Set exercise >> Extract all data as written.

[start Records for the task]

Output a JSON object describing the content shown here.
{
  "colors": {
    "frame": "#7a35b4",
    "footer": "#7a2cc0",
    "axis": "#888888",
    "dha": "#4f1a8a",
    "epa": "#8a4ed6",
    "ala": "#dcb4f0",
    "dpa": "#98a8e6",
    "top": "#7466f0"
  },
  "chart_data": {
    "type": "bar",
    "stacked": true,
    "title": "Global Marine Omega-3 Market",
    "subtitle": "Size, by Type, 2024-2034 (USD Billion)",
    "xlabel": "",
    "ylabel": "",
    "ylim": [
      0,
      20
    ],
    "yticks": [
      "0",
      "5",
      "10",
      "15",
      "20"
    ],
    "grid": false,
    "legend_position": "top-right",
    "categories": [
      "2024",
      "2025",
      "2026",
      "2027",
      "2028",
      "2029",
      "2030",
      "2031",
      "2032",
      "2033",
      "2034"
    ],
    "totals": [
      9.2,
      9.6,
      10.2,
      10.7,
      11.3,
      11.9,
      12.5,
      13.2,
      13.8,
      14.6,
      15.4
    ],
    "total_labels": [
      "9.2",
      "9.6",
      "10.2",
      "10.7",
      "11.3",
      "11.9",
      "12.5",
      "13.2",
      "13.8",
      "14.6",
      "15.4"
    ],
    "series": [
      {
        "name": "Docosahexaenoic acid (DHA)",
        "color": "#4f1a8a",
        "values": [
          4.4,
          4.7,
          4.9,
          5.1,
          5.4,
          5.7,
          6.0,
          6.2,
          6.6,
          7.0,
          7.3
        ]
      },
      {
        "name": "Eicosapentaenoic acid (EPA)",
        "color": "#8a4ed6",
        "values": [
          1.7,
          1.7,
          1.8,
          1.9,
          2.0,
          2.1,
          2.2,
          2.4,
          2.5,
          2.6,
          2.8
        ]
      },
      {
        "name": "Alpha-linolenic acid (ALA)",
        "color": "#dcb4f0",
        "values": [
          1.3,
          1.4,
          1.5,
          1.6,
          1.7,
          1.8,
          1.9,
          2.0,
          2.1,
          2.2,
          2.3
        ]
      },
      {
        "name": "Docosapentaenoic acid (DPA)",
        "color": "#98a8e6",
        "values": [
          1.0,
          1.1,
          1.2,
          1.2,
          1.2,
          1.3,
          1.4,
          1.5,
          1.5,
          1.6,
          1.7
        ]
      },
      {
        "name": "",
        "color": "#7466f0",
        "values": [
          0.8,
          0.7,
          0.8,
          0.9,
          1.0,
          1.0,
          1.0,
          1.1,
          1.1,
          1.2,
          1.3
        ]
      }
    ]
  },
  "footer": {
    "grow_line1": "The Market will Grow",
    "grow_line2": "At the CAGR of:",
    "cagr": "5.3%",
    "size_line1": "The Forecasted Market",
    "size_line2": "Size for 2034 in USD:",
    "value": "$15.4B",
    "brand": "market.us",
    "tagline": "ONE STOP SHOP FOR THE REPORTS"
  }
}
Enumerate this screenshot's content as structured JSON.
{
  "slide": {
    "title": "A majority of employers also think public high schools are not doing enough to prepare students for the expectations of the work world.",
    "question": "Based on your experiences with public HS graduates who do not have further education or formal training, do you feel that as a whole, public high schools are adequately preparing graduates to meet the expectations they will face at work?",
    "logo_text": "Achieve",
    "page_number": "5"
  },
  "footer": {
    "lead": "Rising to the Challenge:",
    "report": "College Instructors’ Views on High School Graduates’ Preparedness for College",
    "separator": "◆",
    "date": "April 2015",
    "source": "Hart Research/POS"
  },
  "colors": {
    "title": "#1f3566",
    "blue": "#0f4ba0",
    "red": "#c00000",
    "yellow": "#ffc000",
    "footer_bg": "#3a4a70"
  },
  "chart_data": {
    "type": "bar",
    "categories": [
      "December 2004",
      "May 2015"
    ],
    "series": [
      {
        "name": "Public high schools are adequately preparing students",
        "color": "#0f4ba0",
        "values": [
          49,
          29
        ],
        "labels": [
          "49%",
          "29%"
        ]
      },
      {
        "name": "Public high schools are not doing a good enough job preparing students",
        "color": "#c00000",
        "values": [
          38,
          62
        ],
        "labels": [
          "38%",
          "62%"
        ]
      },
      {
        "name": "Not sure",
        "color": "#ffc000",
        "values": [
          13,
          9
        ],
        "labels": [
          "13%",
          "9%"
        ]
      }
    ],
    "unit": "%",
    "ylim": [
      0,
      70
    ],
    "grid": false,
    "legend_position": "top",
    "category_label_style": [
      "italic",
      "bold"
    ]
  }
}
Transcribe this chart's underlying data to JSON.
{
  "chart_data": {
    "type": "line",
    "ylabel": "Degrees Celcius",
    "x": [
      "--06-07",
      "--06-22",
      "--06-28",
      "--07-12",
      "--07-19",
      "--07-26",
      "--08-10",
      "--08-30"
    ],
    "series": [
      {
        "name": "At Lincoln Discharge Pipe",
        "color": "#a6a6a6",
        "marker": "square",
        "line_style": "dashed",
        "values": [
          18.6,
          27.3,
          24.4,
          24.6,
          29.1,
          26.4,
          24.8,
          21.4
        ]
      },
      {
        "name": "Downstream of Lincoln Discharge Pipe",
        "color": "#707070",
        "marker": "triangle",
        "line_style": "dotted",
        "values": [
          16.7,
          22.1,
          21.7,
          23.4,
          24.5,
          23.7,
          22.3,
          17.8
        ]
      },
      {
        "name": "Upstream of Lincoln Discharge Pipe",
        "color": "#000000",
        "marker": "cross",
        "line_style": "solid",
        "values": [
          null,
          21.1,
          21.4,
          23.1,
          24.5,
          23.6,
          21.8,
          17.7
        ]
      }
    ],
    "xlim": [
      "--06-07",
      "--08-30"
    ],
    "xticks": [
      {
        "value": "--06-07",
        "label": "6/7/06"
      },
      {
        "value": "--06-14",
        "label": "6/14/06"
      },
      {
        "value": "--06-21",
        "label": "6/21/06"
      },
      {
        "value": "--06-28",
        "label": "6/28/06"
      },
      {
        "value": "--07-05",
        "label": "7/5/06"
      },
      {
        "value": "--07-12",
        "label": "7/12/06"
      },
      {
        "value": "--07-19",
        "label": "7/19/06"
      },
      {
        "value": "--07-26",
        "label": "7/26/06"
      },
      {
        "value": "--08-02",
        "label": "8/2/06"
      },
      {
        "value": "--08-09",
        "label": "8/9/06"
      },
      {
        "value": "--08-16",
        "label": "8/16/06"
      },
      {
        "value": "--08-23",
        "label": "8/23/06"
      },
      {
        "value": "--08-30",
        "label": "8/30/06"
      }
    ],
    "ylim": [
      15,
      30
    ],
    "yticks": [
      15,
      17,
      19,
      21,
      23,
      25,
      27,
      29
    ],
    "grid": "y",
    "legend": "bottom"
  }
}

[end Records for the task]

Exercise result >>
Output a JSON object describing the content shown here.
{
  "colors": {
    "frame": "#7a35b4",
    "footer": "#7a2cc0",
    "axis": "#888888",
    "dha": "#4f1a8a",
    "epa": "#8a4ed6",
    "ala": "#dcb4f0",
    "dpa": "#98a8e6",
    "top": "#7466f0"
  },
  "chart_data": {
    "type": "bar",
    "stacked": true,
    "title": "Global Marine Omega-3 Market",
    "subtitle": "Size, by Type, 2024-2034 (USD Billion)",
    "xlabel": "",
    "ylabel": "",
    "ylim": [
      0,
      20
    ],
    "yticks": [
      "0",
      "5",
      "10",
      "15",
      "20"
    ],
    "grid": false,
    "legend_position": "top-right",
    "categories": [
      "2024",
      "2025",
      "2026",
      "2027",
      "2028",
      "2029",
      "2030",
      "2031",
      "2032",
      "2033",
      "2034"
    ],
    "totals": [
      9.2,
      9.6,
      10.2,
      10.7,
      11.3,
      11.9,
      12.5,
      13.2,
      13.8,
      14.6,
      15.4
    ],
    "total_labels": [
      "9.2",
      "9.6",
      "10.2",
      "10.7",
      "11.3",
      "11.9",
      "12.5",
      "13.2",
      "13.8",
      "14.6",
      "15.4"
    ],
    "series": [
      {
        "name": "Docosahexaenoic acid (DHA)",
        "color": "#4f1a8a",
        "values": [
          4.4,
          4.7,
          4.9,
          5.1,
          5.4,
          5.7,
          6.0,
          6.2,
          6.6,
          7.0,
          7.3
        ]
      },
      {
        "name": "Eicosapentaenoic acid (EPA)",
        "color": "#8a4ed6",
        "values": [
          1.7,
          1.7,
          1.8,
          1.9,
          2.0,
          2.1,
          2.2,
          2.4,
          2.5,
          2.6,
          2.8
        ]
      },
      {
        "name": "Alpha-linolenic acid (ALA)",
        "color": "#dcb4f0",
        "values": [
          1.3,
          1.4,
          1.5,
          1.6,
          1.7,
          1.8,
          1.9,
          2.0,
          2.1,
          2.2,
          2.3
        ]
      },
      {
        "name": "Docosapentaenoic acid (DPA)",
        "color": "#98a8e6",
        "values": [
          1.0,
          1.1,
          1.2,
          1.2,
          1.2,
          1.3,
          1.4,
          1.5,
          1.5,
          1.6,
          1.7
        ]
      },
      {
        "name": "",
        "color": "#7466f0",
        "values": [
          0.8,
          0.7,
          0.8,
          0.9,
          1.0,
          1.0,
          1.0,
          1.1,
          1.1,
          1.2,
          1.3
        ]
      }
    ]
  },
  "footer": {
    "grow_line1": "The Market will Grow",
    "grow_line2": "At the CAGR of:",
    "cagr": "5.3%",
    "size_line1": "The Forecasted Market",
    "size_line2": "Size for 2034 in USD:",
    "value": "$15.4B",
    "brand": "market.us",
    "tagline": "ONE STOP SHOP FOR THE REPORTS"
  }
}
Enumerate this screenshot's content as structured JSON.
{
  "slide": {
    "title": "A majority of employers also think public high schools are not doing enough to prepare students for the expectations of the work world.",
    "question": "Based on your experiences with public HS graduates who do not have further education or formal training, do you feel that as a whole, public high schools are adequately preparing graduates to meet the expectations they will face at work?",
    "logo_text": "Achieve",
    "page_number": "5"
  },
  "footer": {
    "lead": "Rising to the Challenge:",
    "report": "College Instructors’ Views on High School Graduates’ Preparedness for College",
    "separator": "◆",
    "date": "April 2015",
    "source": "Hart Research/POS"
  },
  "colors": {
    "title": "#1f3566",
    "blue": "#0f4ba0",
    "red": "#c00000",
    "yellow": "#ffc000",
    "footer_bg": "#3a4a70"
  },
  "chart_data": {
    "type": "bar",
    "categories": [
      "December 2004",
      "May 2015"
    ],
    "series": [
      {
        "name": "Public high schools are adequately preparing students",
        "color": "#0f4ba0",
        "values": [
          49,
          29
        ],
        "labels": [
          "49%",
          "29%"
        ]
      },
      {
        "name": "Public high schools are not doing a good enough job preparing students",
        "color": "#c00000",
        "values": [
          38,
          62
        ],
        "labels": [
          "38%",
          "62%"
        ]
      },
      {
        "name": "Not sure",
        "color": "#ffc000",
        "values": [
          13,
          9
        ],
        "labels": [
          "13%",
          "9%"
        ]
      }
    ],
    "unit": "%",
    "ylim": [
      0,
      70
    ],
    "grid": false,
    "legend_position": "top",
    "category_label_style": [
      "italic",
      "bold"
    ]
  }
}
Transcribe this chart's underlying data to JSON.
{
  "chart_data": {
    "type": "line",
    "ylabel": "Degrees Celcius",
    "x": [
      "--06-07",
      "--06-22",
      "--06-28",
      "--07-12",
      "--07-19",
      "--07-26",
      "--08-10",
      "--08-30"
    ],
    "series": [
      {
        "name": "At Lincoln Discharge Pipe",
        "color": "#a6a6a6",
        "marker": "square",
        "line_style": "dashed",
        "values": [
          18.6,
          27.3,
          24.4,
          24.6,
          29.1,
          26.4,
          24.8,
          21.4
        ]
      },
      {
        "name": "Downstream of Lincoln Discharge Pipe",
        "color": "#707070",
        "marker": "triangle",
        "line_style": "dotted",
        "values": [
          16.7,
          22.1,
          21.7,
          23.4,
          24.5,
          23.7,
          22.3,
          17.8
        ]
      },
      {
        "name": "Upstream of Lincoln Discharge Pipe",
        "color": "#000000",
        "marker": "cross",
        "line_style": "solid",
        "values": [
          null,
          21.1,
          21.4,
          23.1,
          24.5,
          23.6,
          21.8,
          17.7
        ]
      }
    ],
    "xlim": [
      "--06-07",
      "--08-30"
    ],
    "xticks": [
      {
        "value": "--06-07",
        "label": "6/7/06"
      },
      {
        "value": "--06-14",
        "label": "6/14/06"
      },
      {
        "value": "--06-21",
        "label": "6/21/06"
      },
      {
        "value": "--06-28",
        "label": "6/28/06"
      },
      {
        "value": "--07-05",
        "label": "7/5/06"
      },
      {
        "value": "--07-12",
        "label": "7/12/06"
      },
      {
        "value": "--07-19",
        "label": "7/19/06"
      },
      {
        "value": "--07-26",
        "label": "7/26/06"
      },
      {
        "value": "--08-02",
        "label": "8/2/06"
      },
      {
        "value": "--08-09",
        "label": "8/9/06"
      },
      {
        "value": "--08-16",
        "label": "8/16/06"
      },
      {
        "value": "--08-23",
        "label": "8/23/06"
      },
      {
        "value": "--08-30",
        "label": "8/30/06"
      }
    ],
    "ylim": [
      15,
      30
    ],
    "yticks": [
      15,
      17,
      19,
      21,
      23,
      25,
      27,
      29
    ],
    "grid": "y",
    "legend": "bottom"
  }
}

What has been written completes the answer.